Recorded data:

++++++

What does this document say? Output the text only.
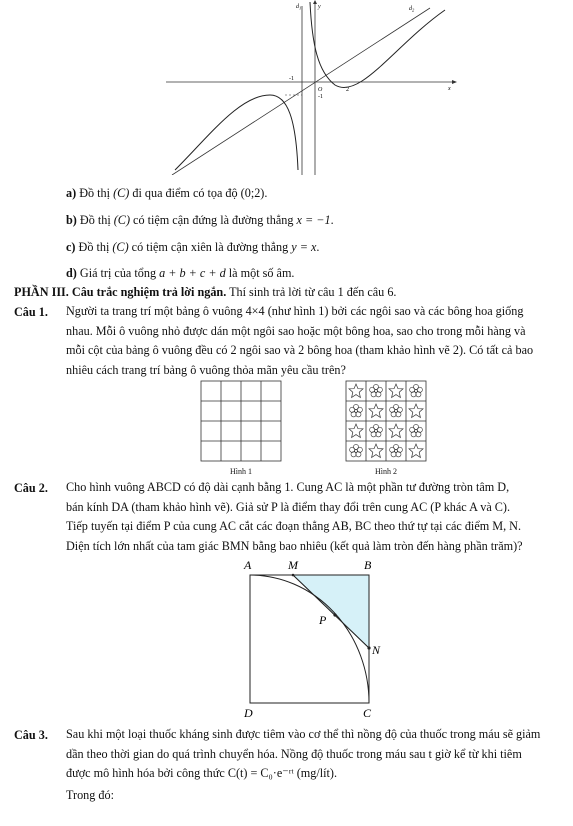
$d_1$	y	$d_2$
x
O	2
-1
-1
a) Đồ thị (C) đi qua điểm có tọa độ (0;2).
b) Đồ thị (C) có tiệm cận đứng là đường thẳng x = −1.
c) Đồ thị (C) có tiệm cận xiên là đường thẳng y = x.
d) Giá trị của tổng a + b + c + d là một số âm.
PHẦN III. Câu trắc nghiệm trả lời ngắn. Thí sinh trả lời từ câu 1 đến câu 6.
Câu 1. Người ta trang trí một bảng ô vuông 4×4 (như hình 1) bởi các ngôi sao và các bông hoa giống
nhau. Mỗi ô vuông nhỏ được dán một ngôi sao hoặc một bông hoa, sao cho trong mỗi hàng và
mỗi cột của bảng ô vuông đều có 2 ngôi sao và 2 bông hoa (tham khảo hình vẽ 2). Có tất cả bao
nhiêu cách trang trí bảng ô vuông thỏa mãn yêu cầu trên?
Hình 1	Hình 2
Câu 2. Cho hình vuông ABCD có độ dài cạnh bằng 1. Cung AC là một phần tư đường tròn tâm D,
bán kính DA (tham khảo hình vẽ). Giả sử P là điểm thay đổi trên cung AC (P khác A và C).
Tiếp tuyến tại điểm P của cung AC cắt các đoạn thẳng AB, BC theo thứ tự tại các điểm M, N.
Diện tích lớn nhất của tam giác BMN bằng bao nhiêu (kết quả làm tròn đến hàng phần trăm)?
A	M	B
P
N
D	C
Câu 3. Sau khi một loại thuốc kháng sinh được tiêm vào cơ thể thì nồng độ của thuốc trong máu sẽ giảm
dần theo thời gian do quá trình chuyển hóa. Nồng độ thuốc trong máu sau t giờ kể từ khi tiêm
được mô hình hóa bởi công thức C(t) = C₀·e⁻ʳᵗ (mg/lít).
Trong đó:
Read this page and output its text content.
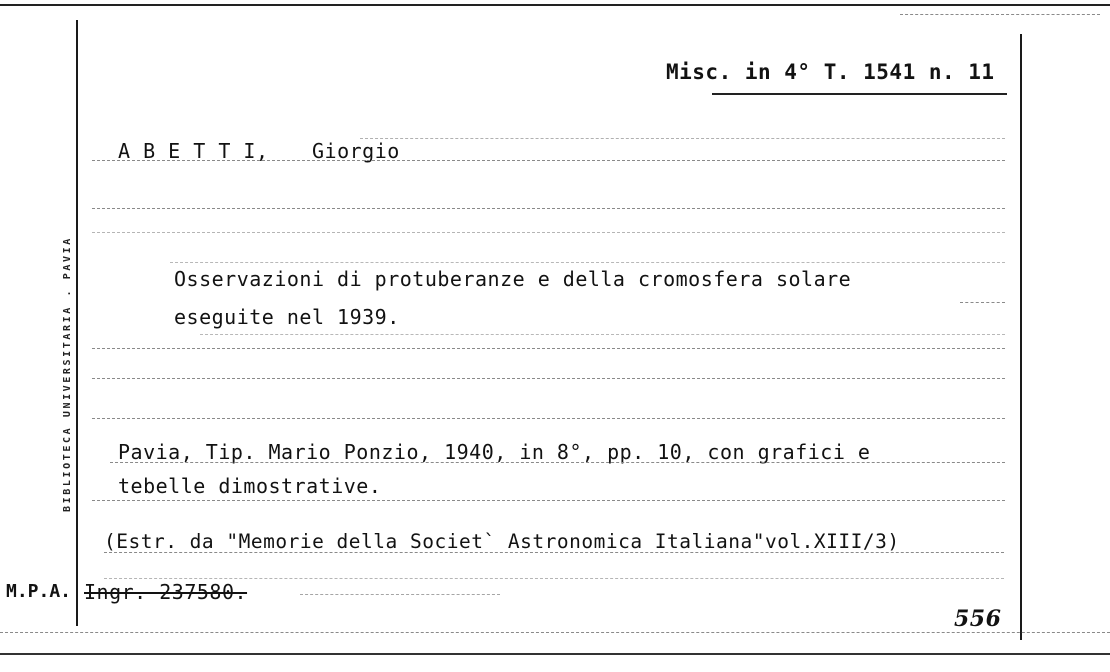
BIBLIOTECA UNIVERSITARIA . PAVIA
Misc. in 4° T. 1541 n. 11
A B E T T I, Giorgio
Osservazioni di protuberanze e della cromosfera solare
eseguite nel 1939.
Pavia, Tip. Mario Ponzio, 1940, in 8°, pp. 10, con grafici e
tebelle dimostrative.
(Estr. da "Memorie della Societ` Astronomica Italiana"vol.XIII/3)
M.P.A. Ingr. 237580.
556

++++++

Transcribe the complete set of entries verbatim. No pictures belong in the copy.

What does this document say? Output the text only.
$d_1$	y	$d_2$
x
O	2
-1
-1
a) Đồ thị (C) đi qua điểm có tọa độ (0;2).
b) Đồ thị (C) có tiệm cận đứng là đường thẳng x = −1.
c) Đồ thị (C) có tiệm cận xiên là đường thẳng y = x.
d) Giá trị của tổng a + b + c + d là một số âm.
PHẦN III. Câu trắc nghiệm trả lời ngắn. Thí sinh trả lời từ câu 1 đến câu 6.
Câu 1. Người ta trang trí một bảng ô vuông 4×4 (như hình 1) bởi các ngôi sao và các bông hoa giống
nhau. Mỗi ô vuông nhỏ được dán một ngôi sao hoặc một bông hoa, sao cho trong mỗi hàng và
mỗi cột của bảng ô vuông đều có 2 ngôi sao và 2 bông hoa (tham khảo hình vẽ 2). Có tất cả bao
nhiêu cách trang trí bảng ô vuông thỏa mãn yêu cầu trên?
Hình 1	Hình 2
Câu 2. Cho hình vuông ABCD có độ dài cạnh bằng 1. Cung AC là một phần tư đường tròn tâm D,
bán kính DA (tham khảo hình vẽ). Giả sử P là điểm thay đổi trên cung AC (P khác A và C).
Tiếp tuyến tại điểm P của cung AC cắt các đoạn thẳng AB, BC theo thứ tự tại các điểm M, N.
Diện tích lớn nhất của tam giác BMN bằng bao nhiêu (kết quả làm tròn đến hàng phần trăm)?
A	M	B
P
N
D	C
Câu 3. Sau khi một loại thuốc kháng sinh được tiêm vào cơ thể thì nồng độ của thuốc trong máu sẽ giảm
dần theo thời gian do quá trình chuyển hóa. Nồng độ thuốc trong máu sau t giờ kể từ khi tiêm
được mô hình hóa bởi công thức C(t) = C₀·e⁻ʳᵗ (mg/lít).
Trong đó:
Read this page and output its text content.
BIBLIOTECA UNIVERSITARIA . PAVIA
Misc. in 4° T. 1541 n. 11
A B E T T I, Giorgio
Osservazioni di protuberanze e della cromosfera solare
eseguite nel 1939.
Pavia, Tip. Mario Ponzio, 1940, in 8°, pp. 10, con grafici e
tebelle dimostrative.
(Estr. da "Memorie della Societ` Astronomica Italiana"vol.XIII/3)
M.P.A. Ingr. 237580.
556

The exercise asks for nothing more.